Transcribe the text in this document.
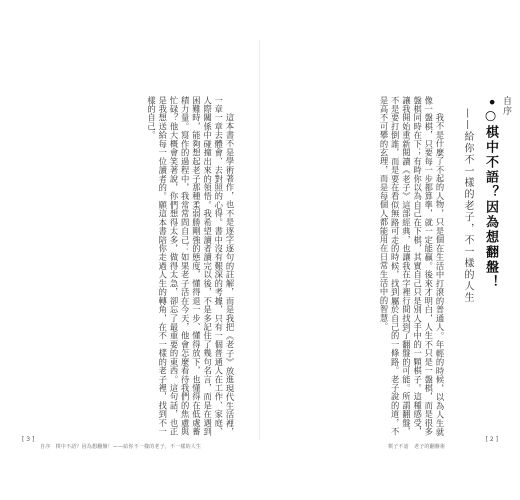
自序
•○棋中不語？因為想翻盤！
——給你不一樣的老子，不一樣的人生

我不是什麼了不起的人物，只是個在生活中打滾的普通人。年輕的時候，以為人生就像一盤棋，只要每一步都算準，就一定能贏。後來才明白，人生不只是一盤棋，而是很多盤棋同時在下；有時你以為自己在下棋，其實自己只是別人手中的一顆棋子。這種感受，讓我開始重新閱讀《老子》這部經典，也讓我在字裡行間找到了翻盤的可能。所謂翻盤，不是要打倒誰，而是要在看似無路可走的時候，找到屬於自己的一條路。老子說的道，不是高不可攀的玄理，而是每個人都能用在日常生活中的智慧。

棋子不語　老子的翻盤術
[ 2 ]

這本書不是學術著作，也不是逐字逐句的註解，而是我把《老子》放進現代生活裡，一章一章去體會、去對照的心得。書中沒有艱深的考據，只有一個普通人在工作、家庭、人際關係中碰撞出來的領悟。我希望讀者讀完以後，不是多記住了幾句名言，而是在遇到困難時，能夠想起老子那種柔弱勝剛強的態度，懂得退一步、懂得放下，也懂得在低處蓄積力量。寫作的過程中，我常常問自己：如果老子活在今天，他會怎麼看待我們的焦慮與忙碌？他大概會笑著說，你們想得太多，做得太急，卻忘了最重要的東西。這句話，也正是我想送給每一位讀者的。願這本書陪你走過人生的轉角，在不一樣的老子裡，找到不一樣的自己。

[ 3 ]
自序　棋中不語？因為想翻盤！——給你不一樣的老子，不一樣的人生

## Problem to work on
Your task is to retype all the entries exactly and leave out any pictures.

## Written solution
Transcribe the text in this document.
自序
•○棋中不語？因為想翻盤！
——給你不一樣的老子，不一樣的人生

我不是什麼了不起的人物，只是個在生活中打滾的普通人。年輕的時候，以為人生就像一盤棋，只要每一步都算準，就一定能贏。後來才明白，人生不只是一盤棋，而是很多盤棋同時在下；有時你以為自己在下棋，其實自己只是別人手中的一顆棋子。這種感受，讓我開始重新閱讀《老子》這部經典，也讓我在字裡行間找到了翻盤的可能。所謂翻盤，不是要打倒誰，而是要在看似無路可走的時候，找到屬於自己的一條路。老子說的道，不是高不可攀的玄理，而是每個人都能用在日常生活中的智慧。

棋子不語　老子的翻盤術
[ 2 ]

這本書不是學術著作，也不是逐字逐句的註解，而是我把《老子》放進現代生活裡，一章一章去體會、去對照的心得。書中沒有艱深的考據，只有一個普通人在工作、家庭、人際關係中碰撞出來的領悟。我希望讀者讀完以後，不是多記住了幾句名言，而是在遇到困難時，能夠想起老子那種柔弱勝剛強的態度，懂得退一步、懂得放下，也懂得在低處蓄積力量。寫作的過程中，我常常問自己：如果老子活在今天，他會怎麼看待我們的焦慮與忙碌？他大概會笑著說，你們想得太多，做得太急，卻忘了最重要的東西。這句話，也正是我想送給每一位讀者的。願這本書陪你走過人生的轉角，在不一樣的老子裡，找到不一樣的自己。

[ 3 ]
自序　棋中不語？因為想翻盤！——給你不一樣的老子，不一樣的人生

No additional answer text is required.